→ **Exercise directions**
Report every line of the data below that contains the string "Изображения", copying each line in full.

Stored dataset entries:
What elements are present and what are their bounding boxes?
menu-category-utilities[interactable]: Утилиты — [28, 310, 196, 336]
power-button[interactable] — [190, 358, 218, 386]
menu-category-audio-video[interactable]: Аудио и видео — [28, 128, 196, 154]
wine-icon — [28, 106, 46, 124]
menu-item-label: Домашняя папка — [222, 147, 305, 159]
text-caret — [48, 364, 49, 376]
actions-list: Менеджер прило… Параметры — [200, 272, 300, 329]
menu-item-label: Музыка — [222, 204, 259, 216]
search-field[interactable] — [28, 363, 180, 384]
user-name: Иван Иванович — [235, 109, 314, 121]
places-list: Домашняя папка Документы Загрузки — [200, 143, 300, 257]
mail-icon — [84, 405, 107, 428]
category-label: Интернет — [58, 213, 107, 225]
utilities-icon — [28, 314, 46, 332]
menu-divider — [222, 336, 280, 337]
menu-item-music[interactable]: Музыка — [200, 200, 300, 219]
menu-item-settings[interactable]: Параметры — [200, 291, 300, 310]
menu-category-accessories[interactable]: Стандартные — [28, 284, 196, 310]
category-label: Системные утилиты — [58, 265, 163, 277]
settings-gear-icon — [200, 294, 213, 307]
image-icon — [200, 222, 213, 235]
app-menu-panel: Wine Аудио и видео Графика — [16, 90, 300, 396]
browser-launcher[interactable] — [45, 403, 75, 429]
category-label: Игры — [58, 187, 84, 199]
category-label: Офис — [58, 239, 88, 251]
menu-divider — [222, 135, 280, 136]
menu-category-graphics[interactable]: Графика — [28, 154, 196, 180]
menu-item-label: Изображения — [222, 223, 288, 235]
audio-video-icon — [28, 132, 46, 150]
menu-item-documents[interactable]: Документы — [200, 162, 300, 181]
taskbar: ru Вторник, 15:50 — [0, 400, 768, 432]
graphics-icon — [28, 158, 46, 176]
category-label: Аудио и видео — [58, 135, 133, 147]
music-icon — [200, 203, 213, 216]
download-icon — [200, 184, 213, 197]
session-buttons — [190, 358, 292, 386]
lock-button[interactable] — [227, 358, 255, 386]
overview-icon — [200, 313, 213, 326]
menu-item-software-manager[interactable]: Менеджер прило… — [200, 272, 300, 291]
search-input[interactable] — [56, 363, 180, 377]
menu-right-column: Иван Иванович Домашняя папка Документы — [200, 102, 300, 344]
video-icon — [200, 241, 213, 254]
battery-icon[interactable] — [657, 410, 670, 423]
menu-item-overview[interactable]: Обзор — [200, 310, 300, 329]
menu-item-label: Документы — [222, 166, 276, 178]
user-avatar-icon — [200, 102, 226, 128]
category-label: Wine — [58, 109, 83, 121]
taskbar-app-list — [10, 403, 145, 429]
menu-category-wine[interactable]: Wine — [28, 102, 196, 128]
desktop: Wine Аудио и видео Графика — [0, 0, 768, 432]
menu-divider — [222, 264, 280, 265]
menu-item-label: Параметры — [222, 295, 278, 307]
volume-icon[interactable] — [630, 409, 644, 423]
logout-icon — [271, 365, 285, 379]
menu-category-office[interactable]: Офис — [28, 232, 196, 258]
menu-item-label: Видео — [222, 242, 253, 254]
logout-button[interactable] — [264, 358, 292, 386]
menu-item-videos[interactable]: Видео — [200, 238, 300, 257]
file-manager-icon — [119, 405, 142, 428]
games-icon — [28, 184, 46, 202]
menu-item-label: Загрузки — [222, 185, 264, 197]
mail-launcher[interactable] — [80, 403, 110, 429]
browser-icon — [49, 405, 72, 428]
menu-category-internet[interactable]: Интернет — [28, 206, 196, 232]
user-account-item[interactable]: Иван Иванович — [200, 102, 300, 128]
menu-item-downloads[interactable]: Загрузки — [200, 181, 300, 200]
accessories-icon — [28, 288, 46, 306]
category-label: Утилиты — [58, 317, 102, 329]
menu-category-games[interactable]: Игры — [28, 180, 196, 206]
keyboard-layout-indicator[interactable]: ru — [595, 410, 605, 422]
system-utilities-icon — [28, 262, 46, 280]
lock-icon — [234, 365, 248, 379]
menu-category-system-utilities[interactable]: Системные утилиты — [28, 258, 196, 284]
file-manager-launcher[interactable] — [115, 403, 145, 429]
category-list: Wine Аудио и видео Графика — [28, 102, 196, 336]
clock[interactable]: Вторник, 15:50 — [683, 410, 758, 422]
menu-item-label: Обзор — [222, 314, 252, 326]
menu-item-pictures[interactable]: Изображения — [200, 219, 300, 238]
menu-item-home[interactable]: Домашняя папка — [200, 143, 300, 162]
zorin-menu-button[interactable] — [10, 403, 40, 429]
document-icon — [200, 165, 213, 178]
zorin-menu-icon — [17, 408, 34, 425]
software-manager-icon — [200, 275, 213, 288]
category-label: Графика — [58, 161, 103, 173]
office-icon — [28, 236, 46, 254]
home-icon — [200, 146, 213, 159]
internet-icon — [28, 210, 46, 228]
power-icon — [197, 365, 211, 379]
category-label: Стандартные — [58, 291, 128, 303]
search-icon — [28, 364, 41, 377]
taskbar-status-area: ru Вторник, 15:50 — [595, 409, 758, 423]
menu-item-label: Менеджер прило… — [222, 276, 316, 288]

→ **Task response**
menu-item-label: Изображения — [222, 223, 288, 235]
menu-item-pictures[interactable]: Изображения — [200, 219, 300, 238]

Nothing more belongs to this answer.